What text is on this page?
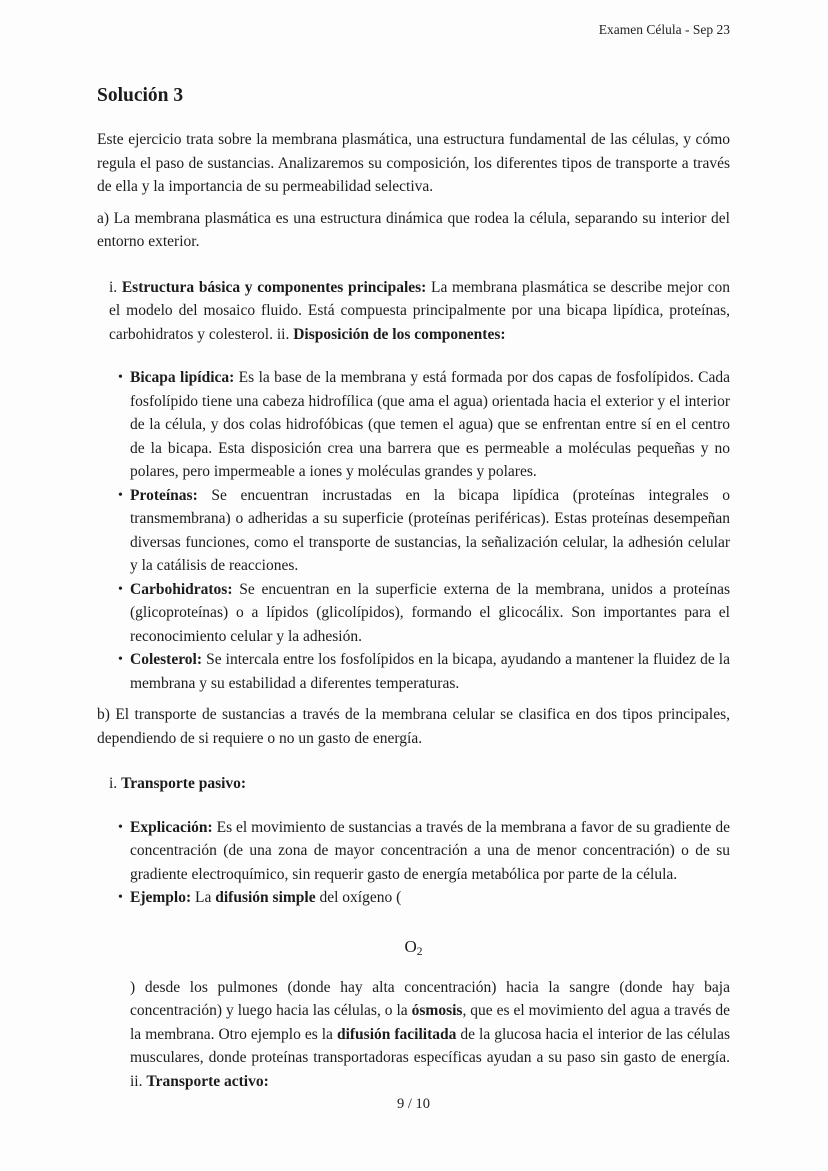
Examen Célula - Sep 23
Solución 3

Este ejercicio trata sobre la membrana plasmática, una estructura fundamental de las células, y cómo regula el paso de sustancias. Analizaremos su composición, los diferentes tipos de transporte a través de ella y la importancia de su permeabilidad selectiva.

a) La membrana plasmática es una estructura dinámica que rodea la célula, separando su interior del entorno exterior.

i. Estructura básica y componentes principales: La membrana plasmática se describe mejor con el modelo del mosaico fluido. Está compuesta principalmente por una bicapa lipídica, proteínas, carbohidratos y colesterol. ii. Disposición de los componentes:
• Bicapa lipídica: Es la base de la membrana y está formada por dos capas de fosfolípidos. Cada fosfolípido tiene una cabeza hidrofílica (que ama el agua) orientada hacia el exterior y el interior de la célula, y dos colas hidrofóbicas (que temen el agua) que se enfrentan entre sí en el centro de la bicapa. Esta disposición crea una barrera que es permeable a moléculas pequeñas y no polares, pero impermeable a iones y moléculas grandes y polares.
• Proteínas: Se encuentran incrustadas en la bicapa lipídica (proteínas integrales o transmembrana) o adheridas a su superficie (proteínas periféricas). Estas proteínas desempeñan diversas funciones, como el transporte de sustancias, la señalización celular, la adhesión celular y la catálisis de reacciones.
• Carbohidratos: Se encuentran en la superficie externa de la membrana, unidos a proteínas (glicoproteínas) o a lípidos (glicolípidos), formando el glicocálix. Son importantes para el reconocimiento celular y la adhesión.
• Colesterol: Se intercala entre los fosfolípidos en la bicapa, ayudando a mantener la fluidez de la membrana y su estabilidad a diferentes temperaturas.

b) El transporte de sustancias a través de la membrana celular se clasifica en dos tipos principales, dependiendo de si requiere o no un gasto de energía.

i. Transporte pasivo:
• Explicación: Es el movimiento de sustancias a través de la membrana a favor de su gradiente de concentración (de una zona de mayor concentración a una de menor concentración) o de su gradiente electroquímico, sin requerir gasto de energía metabólica por parte de la célula.
• Ejemplo: La difusión simple del oxígeno (
$O_2$

) desde los pulmones (donde hay alta concentración) hacia la sangre (donde hay baja concentración) y luego hacia las células, o la ósmosis, que es el movimiento del agua a través de la membrana. Otro ejemplo es la difusión facilitada de la glucosa hacia el interior de las células musculares, donde proteínas transportadoras específicas ayudan a su paso sin gasto de energía. ii. Transporte activo:

9 / 10
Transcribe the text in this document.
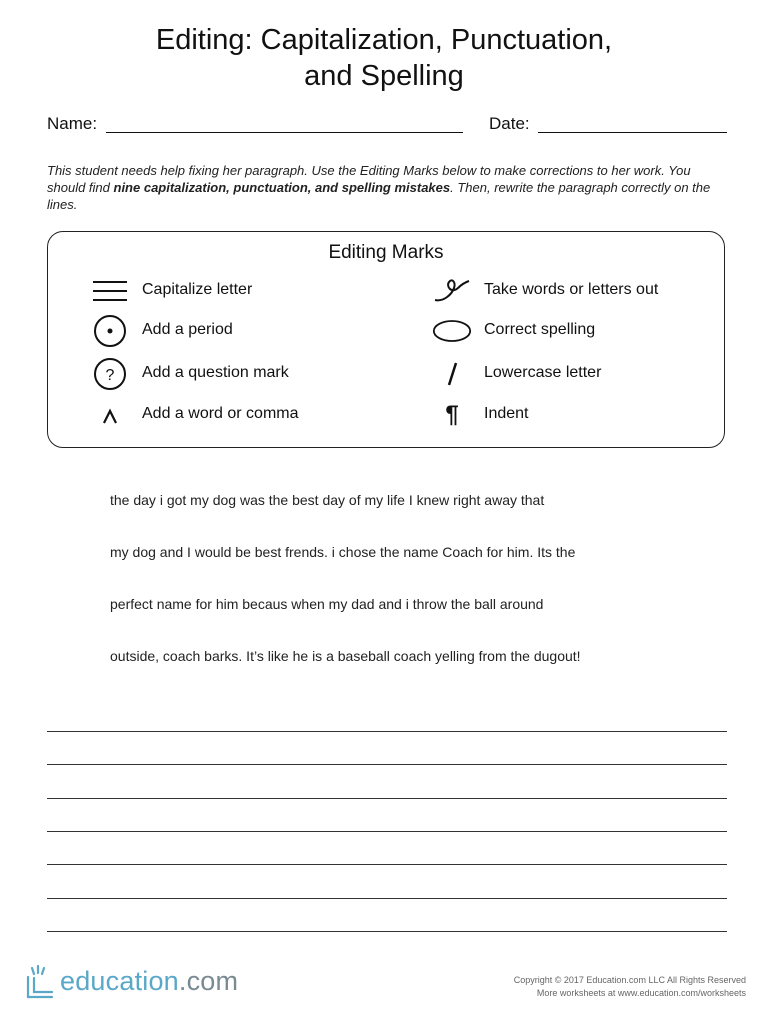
Editing: Capitalization, Punctuation,
and Spelling
Name:	Date:
This student needs help fixing her paragraph. Use the Editing Marks below to make corrections to her work. You should find nine capitalization, punctuation, and spelling mistakes. Then, rewrite the paragraph correctly on the lines.
Editing Marks
Capitalize letter
Add a period
? Add a question mark
Add a word or comma
Take words or letters out
Correct spelling
Lowercase letter
¶ Indent
the day i got my dog was the best day of my life I knew right away that
my dog and I would be best frends. i chose the name Coach for him. Its the
perfect name for him becaus when my dad and i throw the ball around
outside, coach barks. It’s like he is a baseball coach yelling from the dugout!
education.com	Copyright © 2017 Education.com LLC All Rights Reserved
More worksheets at www.education.com/worksheets
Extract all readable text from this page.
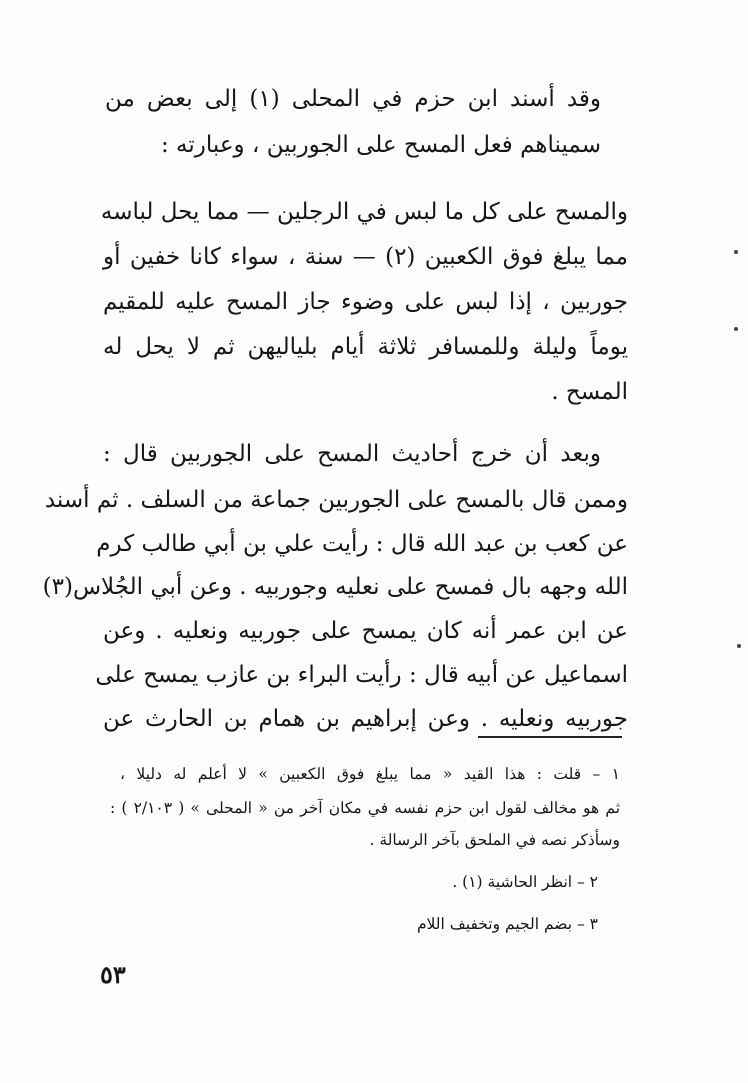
وقد أسند ابن حزم في المحلى (١) إلى بعض من
سميناهم فعل المسح على الجوربين ، وعبارته :
والمسح على كل ما لبس في الرجلين — مما يحل لباسه
مما يبلغ فوق الكعبين (٢) — سنة ، سواء كانا خفين أو
جوربين ، إذا لبس على وضوء جاز المسح عليه للمقيم
يوماً وليلة وللمسافر ثلاثة أيام بلياليهن ثم لا يحل له
المسح .
وبعد أن خرج أحاديث المسح على الجوربين قال :
وممن قال بالمسح على الجوربين جماعة من السلف . ثم أسند
عن كعب بن عبد الله قال : رأيت علي بن أبي طالب كرم
الله وجهه بال فمسح على نعليه وجوربيه . وعن أبي الجُلاس(٣)
عن ابن عمر أنه كان يمسح على جوربيه ونعليه . وعن
اسماعيل عن أبيه قال : رأيت البراء بن عازب يمسح على
جوربيه ونعليه . وعن إبراهيم بن همام بن الحارث عن
١ – قلت : هذا القيد « مما يبلغ فوق الكعبين » لا أعلم له دليلا ،
ثم هو مخالف لقول ابن حزم نفسه في مكان آخر من « المحلى » ( ٢/١٠٣ ) :
وسأذكر نصه في الملحق بآخر الرسالة .
٢ – انظر الحاشية (١) .
٣ – بضم الجيم وتخفيف اللام
٥٣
━━━━━━━━
*Set problem*
Check each line above for the string "Marks" and show the ones that have it.

*The result*
This student needs help fixing her paragraph. Use the Editing Marks below to make corrections to her work. You should find nine capitalization, punctuation, and spelling mistakes. Then, rewrite the paragraph correctly on the lines.
Editing Marks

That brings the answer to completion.